[Data entries]
begin

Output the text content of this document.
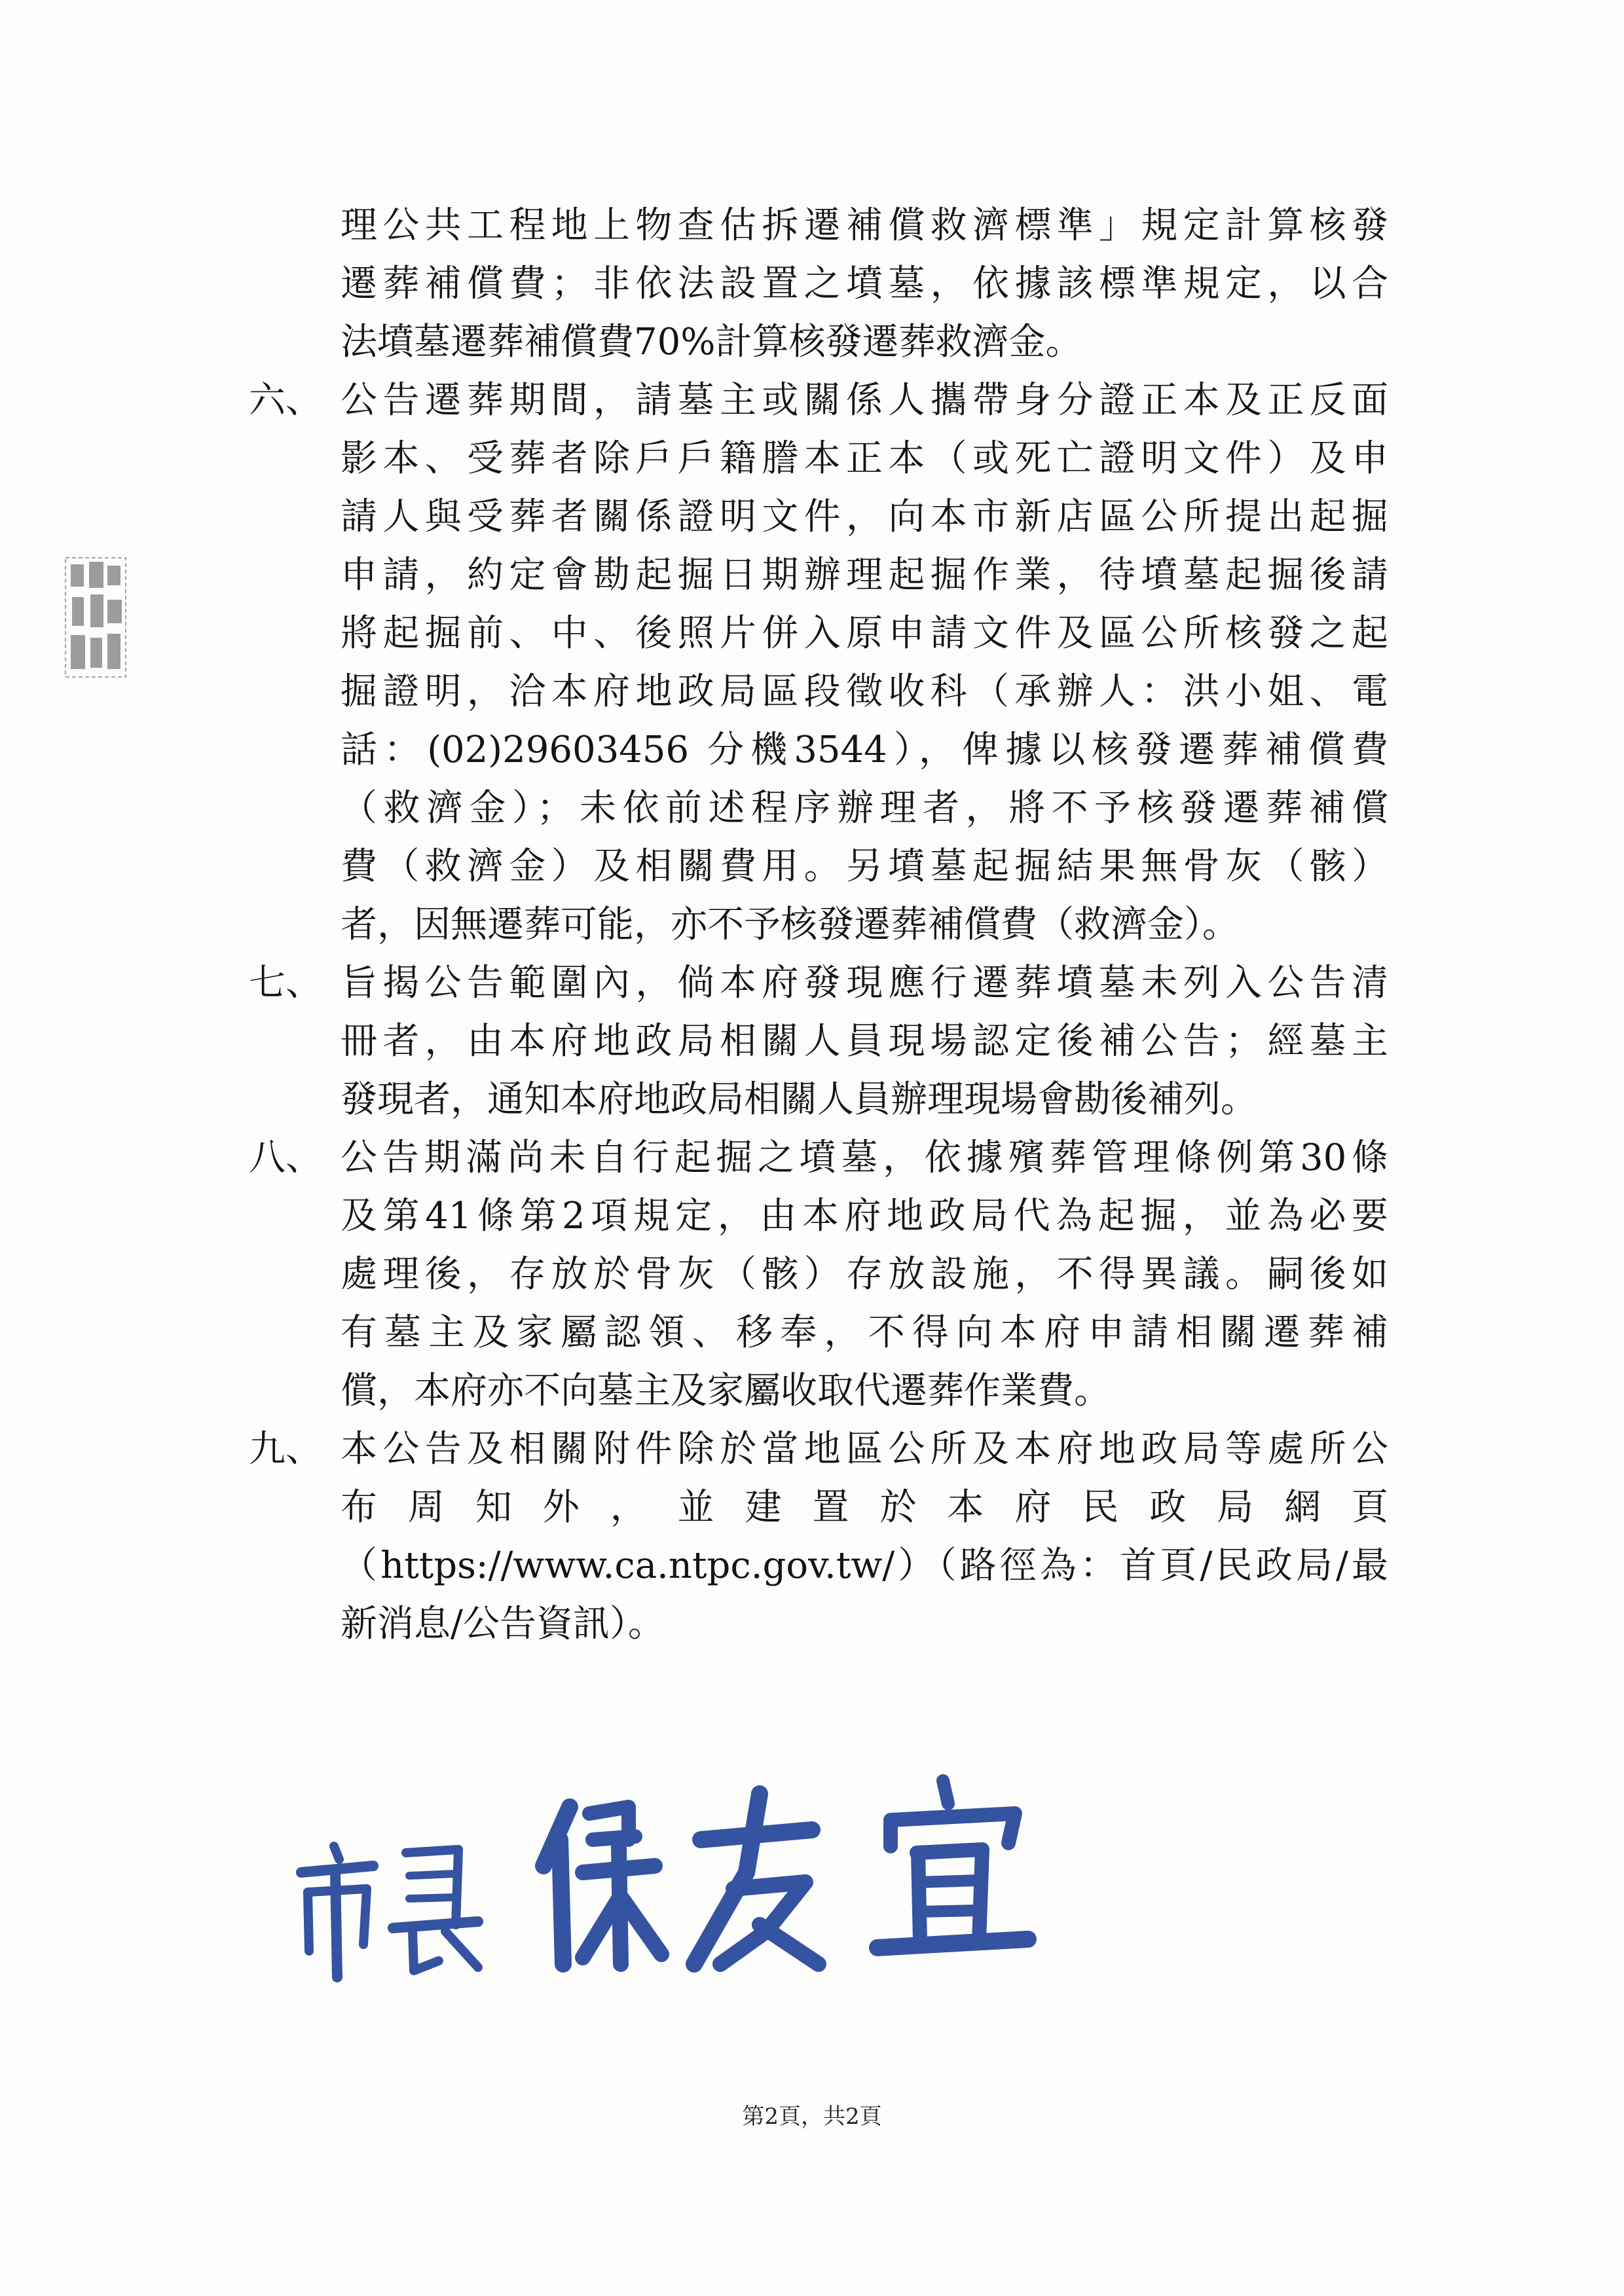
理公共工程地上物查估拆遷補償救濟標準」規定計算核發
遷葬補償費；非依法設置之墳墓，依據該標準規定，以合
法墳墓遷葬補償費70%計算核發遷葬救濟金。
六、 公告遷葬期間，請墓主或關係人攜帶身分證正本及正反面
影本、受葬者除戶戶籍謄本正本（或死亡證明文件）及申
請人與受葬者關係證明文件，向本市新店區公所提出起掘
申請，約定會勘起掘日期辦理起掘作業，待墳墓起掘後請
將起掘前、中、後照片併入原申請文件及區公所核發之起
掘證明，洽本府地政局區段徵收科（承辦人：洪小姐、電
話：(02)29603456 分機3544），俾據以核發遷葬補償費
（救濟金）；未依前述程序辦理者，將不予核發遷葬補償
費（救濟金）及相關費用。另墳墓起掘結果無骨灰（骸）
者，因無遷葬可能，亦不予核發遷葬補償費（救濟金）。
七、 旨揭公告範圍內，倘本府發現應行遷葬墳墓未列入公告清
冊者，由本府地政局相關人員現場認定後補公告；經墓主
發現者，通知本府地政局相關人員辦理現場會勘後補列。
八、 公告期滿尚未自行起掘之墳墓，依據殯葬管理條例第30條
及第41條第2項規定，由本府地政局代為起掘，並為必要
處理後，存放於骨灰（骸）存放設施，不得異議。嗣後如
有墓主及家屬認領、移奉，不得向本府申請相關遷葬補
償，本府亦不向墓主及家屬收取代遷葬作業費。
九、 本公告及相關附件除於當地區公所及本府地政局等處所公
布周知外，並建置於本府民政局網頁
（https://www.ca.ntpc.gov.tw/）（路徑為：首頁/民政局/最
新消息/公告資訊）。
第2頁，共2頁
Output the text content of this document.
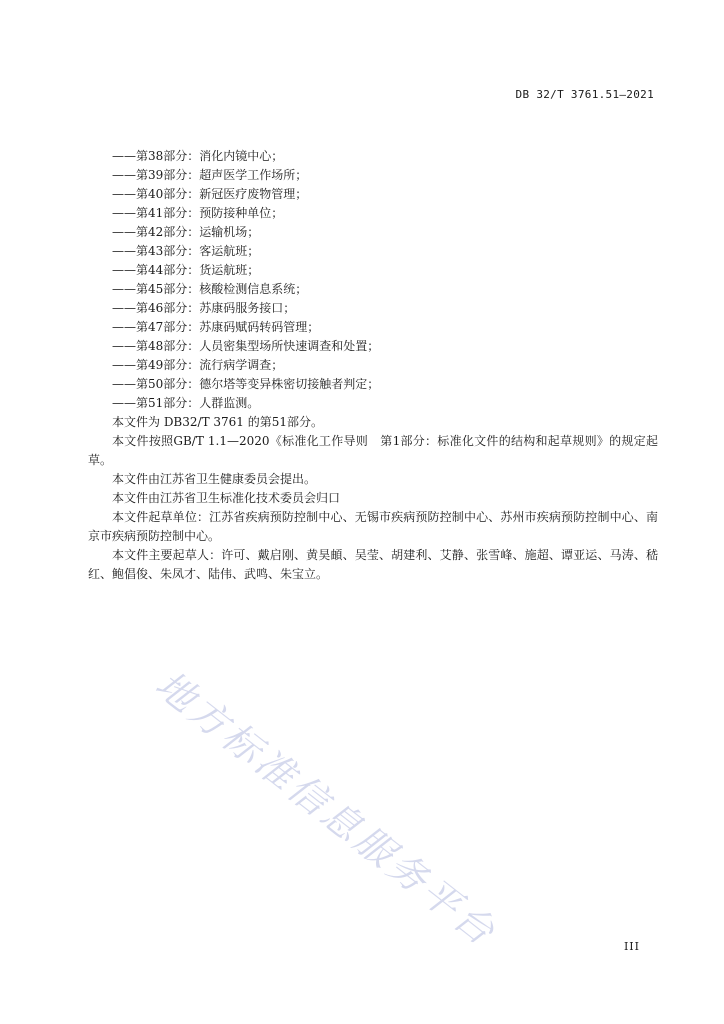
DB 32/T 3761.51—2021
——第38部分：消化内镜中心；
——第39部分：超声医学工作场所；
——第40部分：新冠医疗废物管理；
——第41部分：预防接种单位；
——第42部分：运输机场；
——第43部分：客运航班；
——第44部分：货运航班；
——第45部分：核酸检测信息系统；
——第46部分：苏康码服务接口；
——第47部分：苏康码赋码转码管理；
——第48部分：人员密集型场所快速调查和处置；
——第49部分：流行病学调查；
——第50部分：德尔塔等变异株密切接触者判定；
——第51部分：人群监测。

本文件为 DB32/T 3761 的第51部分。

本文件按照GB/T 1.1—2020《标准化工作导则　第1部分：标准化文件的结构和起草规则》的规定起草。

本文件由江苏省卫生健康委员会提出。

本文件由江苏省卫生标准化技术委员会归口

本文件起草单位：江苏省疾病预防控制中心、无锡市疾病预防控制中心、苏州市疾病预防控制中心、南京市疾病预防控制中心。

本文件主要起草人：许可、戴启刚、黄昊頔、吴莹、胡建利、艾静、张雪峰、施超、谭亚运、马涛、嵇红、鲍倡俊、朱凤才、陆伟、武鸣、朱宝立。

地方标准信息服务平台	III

end

* [Aim]:
Transcribe the records verbatim and omit the images.

* [Solved problem]:
Output the text content of this document.
理公共工程地上物查估拆遷補償救濟標準」規定計算核發
遷葬補償費；非依法設置之墳墓，依據該標準規定，以合
法墳墓遷葬補償費70%計算核發遷葬救濟金。
六、 公告遷葬期間，請墓主或關係人攜帶身分證正本及正反面
影本、受葬者除戶戶籍謄本正本（或死亡證明文件）及申
請人與受葬者關係證明文件，向本市新店區公所提出起掘
申請，約定會勘起掘日期辦理起掘作業，待墳墓起掘後請
將起掘前、中、後照片併入原申請文件及區公所核發之起
掘證明，洽本府地政局區段徵收科（承辦人：洪小姐、電
話：(02)29603456 分機3544），俾據以核發遷葬補償費
（救濟金）；未依前述程序辦理者，將不予核發遷葬補償
費（救濟金）及相關費用。另墳墓起掘結果無骨灰（骸）
者，因無遷葬可能，亦不予核發遷葬補償費（救濟金）。
七、 旨揭公告範圍內，倘本府發現應行遷葬墳墓未列入公告清
冊者，由本府地政局相關人員現場認定後補公告；經墓主
發現者，通知本府地政局相關人員辦理現場會勘後補列。
八、 公告期滿尚未自行起掘之墳墓，依據殯葬管理條例第30條
及第41條第2項規定，由本府地政局代為起掘，並為必要
處理後，存放於骨灰（骸）存放設施，不得異議。嗣後如
有墓主及家屬認領、移奉，不得向本府申請相關遷葬補
償，本府亦不向墓主及家屬收取代遷葬作業費。
九、 本公告及相關附件除於當地區公所及本府地政局等處所公
布周知外，並建置於本府民政局網頁
（https://www.ca.ntpc.gov.tw/）（路徑為：首頁/民政局/最
新消息/公告資訊）。
第2頁，共2頁
Output the text content of this document.
DB 32/T 3761.51—2021
——第38部分：消化内镜中心；
——第39部分：超声医学工作场所；
——第40部分：新冠医疗废物管理；
——第41部分：预防接种单位；
——第42部分：运输机场；
——第43部分：客运航班；
——第44部分：货运航班；
——第45部分：核酸检测信息系统；
——第46部分：苏康码服务接口；
——第47部分：苏康码赋码转码管理；
——第48部分：人员密集型场所快速调查和处置；
——第49部分：流行病学调查；
——第50部分：德尔塔等变异株密切接触者判定；
——第51部分：人群监测。

本文件为 DB32/T 3761 的第51部分。

本文件按照GB/T 1.1—2020《标准化工作导则　第1部分：标准化文件的结构和起草规则》的规定起草。

本文件由江苏省卫生健康委员会提出。

本文件由江苏省卫生标准化技术委员会归口

本文件起草单位：江苏省疾病预防控制中心、无锡市疾病预防控制中心、苏州市疾病预防控制中心、南京市疾病预防控制中心。

本文件主要起草人：许可、戴启刚、黄昊頔、吴莹、胡建利、艾静、张雪峰、施超、谭亚运、马涛、嵇红、鲍倡俊、朱凤才、陆伟、武鸣、朱宝立。

地方标准信息服务平台	III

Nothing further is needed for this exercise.